→ **Material**
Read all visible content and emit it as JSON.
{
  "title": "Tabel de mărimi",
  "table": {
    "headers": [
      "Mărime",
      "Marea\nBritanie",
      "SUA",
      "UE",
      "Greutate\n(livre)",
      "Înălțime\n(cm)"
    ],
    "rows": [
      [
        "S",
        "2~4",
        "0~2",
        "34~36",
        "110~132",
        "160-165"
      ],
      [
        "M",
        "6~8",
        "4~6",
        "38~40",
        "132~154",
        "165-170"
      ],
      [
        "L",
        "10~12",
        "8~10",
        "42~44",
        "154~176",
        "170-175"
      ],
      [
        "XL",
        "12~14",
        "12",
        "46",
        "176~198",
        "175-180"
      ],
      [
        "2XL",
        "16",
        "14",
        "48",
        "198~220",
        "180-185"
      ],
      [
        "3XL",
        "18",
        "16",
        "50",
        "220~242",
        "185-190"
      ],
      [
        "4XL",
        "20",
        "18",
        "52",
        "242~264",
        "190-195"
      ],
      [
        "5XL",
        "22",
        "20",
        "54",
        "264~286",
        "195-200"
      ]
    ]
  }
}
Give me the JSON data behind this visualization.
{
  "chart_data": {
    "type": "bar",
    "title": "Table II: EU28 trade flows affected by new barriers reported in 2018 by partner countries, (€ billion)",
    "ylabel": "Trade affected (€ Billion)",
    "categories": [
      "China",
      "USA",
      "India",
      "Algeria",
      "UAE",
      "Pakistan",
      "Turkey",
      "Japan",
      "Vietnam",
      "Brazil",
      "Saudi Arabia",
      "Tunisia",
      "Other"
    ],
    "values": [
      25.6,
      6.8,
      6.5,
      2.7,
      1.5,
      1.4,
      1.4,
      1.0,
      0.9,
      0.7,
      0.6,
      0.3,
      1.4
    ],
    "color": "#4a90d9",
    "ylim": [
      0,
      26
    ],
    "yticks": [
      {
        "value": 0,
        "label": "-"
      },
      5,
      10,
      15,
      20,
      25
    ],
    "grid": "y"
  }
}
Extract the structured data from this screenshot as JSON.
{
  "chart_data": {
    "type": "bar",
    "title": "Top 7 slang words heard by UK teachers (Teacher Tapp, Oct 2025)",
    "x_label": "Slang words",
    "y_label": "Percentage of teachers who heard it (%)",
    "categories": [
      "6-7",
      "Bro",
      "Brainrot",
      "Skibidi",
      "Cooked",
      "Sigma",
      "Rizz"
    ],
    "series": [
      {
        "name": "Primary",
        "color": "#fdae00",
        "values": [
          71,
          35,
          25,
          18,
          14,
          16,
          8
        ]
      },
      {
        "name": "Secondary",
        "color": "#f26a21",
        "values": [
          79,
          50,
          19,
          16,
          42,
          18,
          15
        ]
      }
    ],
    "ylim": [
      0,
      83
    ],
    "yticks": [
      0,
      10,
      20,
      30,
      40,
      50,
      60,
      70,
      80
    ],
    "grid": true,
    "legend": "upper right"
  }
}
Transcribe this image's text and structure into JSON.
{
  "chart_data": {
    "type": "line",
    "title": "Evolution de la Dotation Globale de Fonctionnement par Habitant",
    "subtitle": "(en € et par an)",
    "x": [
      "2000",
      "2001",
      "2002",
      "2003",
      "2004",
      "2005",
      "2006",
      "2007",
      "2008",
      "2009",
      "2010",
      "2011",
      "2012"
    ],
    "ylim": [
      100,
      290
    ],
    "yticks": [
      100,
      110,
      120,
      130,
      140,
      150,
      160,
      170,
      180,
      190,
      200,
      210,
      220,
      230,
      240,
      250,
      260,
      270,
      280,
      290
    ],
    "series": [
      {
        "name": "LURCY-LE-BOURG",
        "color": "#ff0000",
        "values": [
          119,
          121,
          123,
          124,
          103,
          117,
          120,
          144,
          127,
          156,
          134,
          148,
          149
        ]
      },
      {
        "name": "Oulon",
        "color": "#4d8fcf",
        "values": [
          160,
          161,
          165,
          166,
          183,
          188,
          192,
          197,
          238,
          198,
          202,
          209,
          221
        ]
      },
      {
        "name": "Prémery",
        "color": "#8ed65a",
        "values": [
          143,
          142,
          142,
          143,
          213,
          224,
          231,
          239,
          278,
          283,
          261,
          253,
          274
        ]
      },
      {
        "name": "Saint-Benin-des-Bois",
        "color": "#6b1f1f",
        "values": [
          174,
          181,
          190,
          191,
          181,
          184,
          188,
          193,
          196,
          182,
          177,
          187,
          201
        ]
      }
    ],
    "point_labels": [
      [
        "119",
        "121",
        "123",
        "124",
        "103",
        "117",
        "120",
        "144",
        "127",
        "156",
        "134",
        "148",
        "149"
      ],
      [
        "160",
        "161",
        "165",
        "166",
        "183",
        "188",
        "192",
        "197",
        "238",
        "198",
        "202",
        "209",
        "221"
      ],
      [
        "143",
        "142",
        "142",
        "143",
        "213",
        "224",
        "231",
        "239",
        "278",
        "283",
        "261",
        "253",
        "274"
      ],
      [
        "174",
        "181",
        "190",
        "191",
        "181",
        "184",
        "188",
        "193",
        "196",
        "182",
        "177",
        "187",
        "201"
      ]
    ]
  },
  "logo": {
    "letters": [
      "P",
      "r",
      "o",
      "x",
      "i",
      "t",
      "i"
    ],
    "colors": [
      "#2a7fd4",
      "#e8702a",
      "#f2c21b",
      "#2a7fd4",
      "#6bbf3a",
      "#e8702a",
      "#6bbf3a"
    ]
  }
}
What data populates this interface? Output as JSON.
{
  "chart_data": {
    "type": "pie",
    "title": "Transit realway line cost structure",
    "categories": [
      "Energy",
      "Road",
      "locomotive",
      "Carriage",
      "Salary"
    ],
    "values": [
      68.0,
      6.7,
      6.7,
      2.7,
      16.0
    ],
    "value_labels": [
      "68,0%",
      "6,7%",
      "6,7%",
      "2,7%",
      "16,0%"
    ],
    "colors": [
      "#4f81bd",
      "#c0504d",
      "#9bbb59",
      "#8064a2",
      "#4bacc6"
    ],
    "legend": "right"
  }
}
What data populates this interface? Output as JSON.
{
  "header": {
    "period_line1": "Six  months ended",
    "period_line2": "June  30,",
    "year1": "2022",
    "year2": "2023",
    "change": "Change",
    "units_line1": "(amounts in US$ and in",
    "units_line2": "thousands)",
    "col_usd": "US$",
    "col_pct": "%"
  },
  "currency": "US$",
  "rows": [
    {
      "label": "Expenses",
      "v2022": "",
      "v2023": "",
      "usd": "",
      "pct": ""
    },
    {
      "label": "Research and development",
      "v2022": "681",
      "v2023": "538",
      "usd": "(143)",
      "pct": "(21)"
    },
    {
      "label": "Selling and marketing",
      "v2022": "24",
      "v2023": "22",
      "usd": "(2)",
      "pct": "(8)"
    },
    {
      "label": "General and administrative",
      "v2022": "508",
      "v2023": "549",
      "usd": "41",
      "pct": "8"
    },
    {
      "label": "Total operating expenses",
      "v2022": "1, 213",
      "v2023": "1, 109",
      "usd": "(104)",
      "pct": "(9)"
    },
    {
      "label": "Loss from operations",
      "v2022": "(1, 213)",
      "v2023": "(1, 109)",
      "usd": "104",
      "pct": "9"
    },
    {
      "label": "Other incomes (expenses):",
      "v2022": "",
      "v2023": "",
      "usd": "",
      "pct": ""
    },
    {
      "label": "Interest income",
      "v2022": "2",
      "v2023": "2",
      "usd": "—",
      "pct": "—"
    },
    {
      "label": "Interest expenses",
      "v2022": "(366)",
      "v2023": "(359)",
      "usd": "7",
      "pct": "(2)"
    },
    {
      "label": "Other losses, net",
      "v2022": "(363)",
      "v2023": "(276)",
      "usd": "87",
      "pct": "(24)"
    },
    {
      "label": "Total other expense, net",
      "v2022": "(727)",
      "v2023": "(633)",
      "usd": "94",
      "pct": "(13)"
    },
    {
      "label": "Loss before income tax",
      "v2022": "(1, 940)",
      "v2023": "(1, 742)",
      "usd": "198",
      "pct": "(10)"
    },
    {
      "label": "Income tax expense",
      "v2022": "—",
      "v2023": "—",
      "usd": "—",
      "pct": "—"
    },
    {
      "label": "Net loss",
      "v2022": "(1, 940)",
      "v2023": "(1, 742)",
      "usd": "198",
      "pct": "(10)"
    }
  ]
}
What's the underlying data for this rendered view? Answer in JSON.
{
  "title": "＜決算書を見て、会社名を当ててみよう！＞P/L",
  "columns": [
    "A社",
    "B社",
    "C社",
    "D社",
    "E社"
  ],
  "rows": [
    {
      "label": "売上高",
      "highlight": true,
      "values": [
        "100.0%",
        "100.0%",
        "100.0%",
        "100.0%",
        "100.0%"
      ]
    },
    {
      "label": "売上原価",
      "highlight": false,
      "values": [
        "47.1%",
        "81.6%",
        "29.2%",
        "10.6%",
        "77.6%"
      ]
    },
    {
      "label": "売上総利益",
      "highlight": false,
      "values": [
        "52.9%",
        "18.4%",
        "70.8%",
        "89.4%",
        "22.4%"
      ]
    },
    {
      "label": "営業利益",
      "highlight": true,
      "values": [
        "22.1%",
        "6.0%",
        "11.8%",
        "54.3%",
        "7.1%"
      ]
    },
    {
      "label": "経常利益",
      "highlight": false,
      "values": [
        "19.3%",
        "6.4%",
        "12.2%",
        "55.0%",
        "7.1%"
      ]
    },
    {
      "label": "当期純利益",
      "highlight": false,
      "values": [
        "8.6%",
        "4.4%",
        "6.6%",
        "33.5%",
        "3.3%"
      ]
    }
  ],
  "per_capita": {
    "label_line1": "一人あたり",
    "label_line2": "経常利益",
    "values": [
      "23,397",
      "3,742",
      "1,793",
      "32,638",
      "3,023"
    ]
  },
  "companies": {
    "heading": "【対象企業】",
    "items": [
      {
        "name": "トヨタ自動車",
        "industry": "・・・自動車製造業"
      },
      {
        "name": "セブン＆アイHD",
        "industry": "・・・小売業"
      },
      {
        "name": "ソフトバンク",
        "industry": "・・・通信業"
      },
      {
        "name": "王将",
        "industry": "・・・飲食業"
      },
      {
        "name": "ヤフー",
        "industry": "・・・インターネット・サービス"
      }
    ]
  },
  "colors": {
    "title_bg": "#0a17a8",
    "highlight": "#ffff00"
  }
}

→ **Work to be completed**
Only the lines from the one that contains "What's the underlying" to the end of the data should be output, exactly as they appear.

→ **Exercise answer**
What's the underlying data for this rendered view? Answer in JSON.
{
  "title": "＜決算書を見て、会社名を当ててみよう！＞P/L",
  "columns": [
    "A社",
    "B社",
    "C社",
    "D社",
    "E社"
  ],
  "rows": [
    {
      "label": "売上高",
      "highlight": true,
      "values": [
        "100.0%",
        "100.0%",
        "100.0%",
        "100.0%",
        "100.0%"
      ]
    },
    {
      "label": "売上原価",
      "highlight": false,
      "values": [
        "47.1%",
        "81.6%",
        "29.2%",
        "10.6%",
        "77.6%"
      ]
    },
    {
      "label": "売上総利益",
      "highlight": false,
      "values": [
        "52.9%",
        "18.4%",
        "70.8%",
        "89.4%",
        "22.4%"
      ]
    },
    {
      "label": "営業利益",
      "highlight": true,
      "values": [
        "22.1%",
        "6.0%",
        "11.8%",
        "54.3%",
        "7.1%"
      ]
    },
    {
      "label": "経常利益",
      "highlight": false,
      "values": [
        "19.3%",
        "6.4%",
        "12.2%",
        "55.0%",
        "7.1%"
      ]
    },
    {
      "label": "当期純利益",
      "highlight": false,
      "values": [
        "8.6%",
        "4.4%",
        "6.6%",
        "33.5%",
        "3.3%"
      ]
    }
  ],
  "per_capita": {
    "label_line1": "一人あたり",
    "label_line2": "経常利益",
    "values": [
      "23,397",
      "3,742",
      "1,793",
      "32,638",
      "3,023"
    ]
  },
  "companies": {
    "heading": "【対象企業】",
    "items": [
      {
        "name": "トヨタ自動車",
        "industry": "・・・自動車製造業"
      },
      {
        "name": "セブン＆アイHD",
        "industry": "・・・小売業"
      },
      {
        "name": "ソフトバンク",
        "industry": "・・・通信業"
      },
      {
        "name": "王将",
        "industry": "・・・飲食業"
      },
      {
        "name": "ヤフー",
        "industry": "・・・インターネット・サービス"
      }
    ]
  },
  "colors": {
    "title_bg": "#0a17a8",
    "highlight": "#ffff00"
  }
}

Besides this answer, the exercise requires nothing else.